┌────────

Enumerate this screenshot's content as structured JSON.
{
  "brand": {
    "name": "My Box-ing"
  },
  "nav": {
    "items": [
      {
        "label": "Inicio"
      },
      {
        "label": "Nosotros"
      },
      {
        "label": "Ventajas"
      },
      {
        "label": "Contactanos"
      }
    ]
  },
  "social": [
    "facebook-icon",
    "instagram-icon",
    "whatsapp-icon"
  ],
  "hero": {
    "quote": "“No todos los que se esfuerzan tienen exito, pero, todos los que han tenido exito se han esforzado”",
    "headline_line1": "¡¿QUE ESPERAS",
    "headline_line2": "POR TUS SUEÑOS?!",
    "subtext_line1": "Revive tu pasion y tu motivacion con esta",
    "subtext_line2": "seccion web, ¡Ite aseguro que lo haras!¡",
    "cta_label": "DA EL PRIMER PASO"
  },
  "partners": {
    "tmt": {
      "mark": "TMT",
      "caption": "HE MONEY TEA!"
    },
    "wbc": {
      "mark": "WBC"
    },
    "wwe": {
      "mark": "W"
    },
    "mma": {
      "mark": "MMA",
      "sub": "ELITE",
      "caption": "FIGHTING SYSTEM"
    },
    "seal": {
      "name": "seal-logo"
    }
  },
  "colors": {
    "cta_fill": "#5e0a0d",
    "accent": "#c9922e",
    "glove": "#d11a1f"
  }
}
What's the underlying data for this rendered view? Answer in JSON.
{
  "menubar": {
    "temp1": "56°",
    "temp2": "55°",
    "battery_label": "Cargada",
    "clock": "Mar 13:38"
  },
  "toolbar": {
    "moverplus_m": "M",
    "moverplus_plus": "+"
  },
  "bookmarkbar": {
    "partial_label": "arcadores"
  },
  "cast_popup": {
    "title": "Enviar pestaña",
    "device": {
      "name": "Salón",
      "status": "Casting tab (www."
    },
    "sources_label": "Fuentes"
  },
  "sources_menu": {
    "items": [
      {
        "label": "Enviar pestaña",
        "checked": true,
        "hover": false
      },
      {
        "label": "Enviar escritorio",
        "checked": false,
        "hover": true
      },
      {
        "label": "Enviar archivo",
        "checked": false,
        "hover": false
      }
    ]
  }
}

└────────

--- What you will do ---
The required output is the span of lines from the one containing "What's the underlying" to the last line, reproduced character for character.

--- Task response ---
What's the underlying data for this rendered view? Answer in JSON.
{
  "menubar": {
    "temp1": "56°",
    "temp2": "55°",
    "battery_label": "Cargada",
    "clock": "Mar 13:38"
  },
  "toolbar": {
    "moverplus_m": "M",
    "moverplus_plus": "+"
  },
  "bookmarkbar": {
    "partial_label": "arcadores"
  },
  "cast_popup": {
    "title": "Enviar pestaña",
    "device": {
      "name": "Salón",
      "status": "Casting tab (www."
    },
    "sources_label": "Fuentes"
  },
  "sources_menu": {
    "items": [
      {
        "label": "Enviar pestaña",
        "checked": true,
        "hover": false
      },
      {
        "label": "Enviar escritorio",
        "checked": false,
        "hover": true
      },
      {
        "label": "Enviar archivo",
        "checked": false,
        "hover": false
      }
    ]
  }
}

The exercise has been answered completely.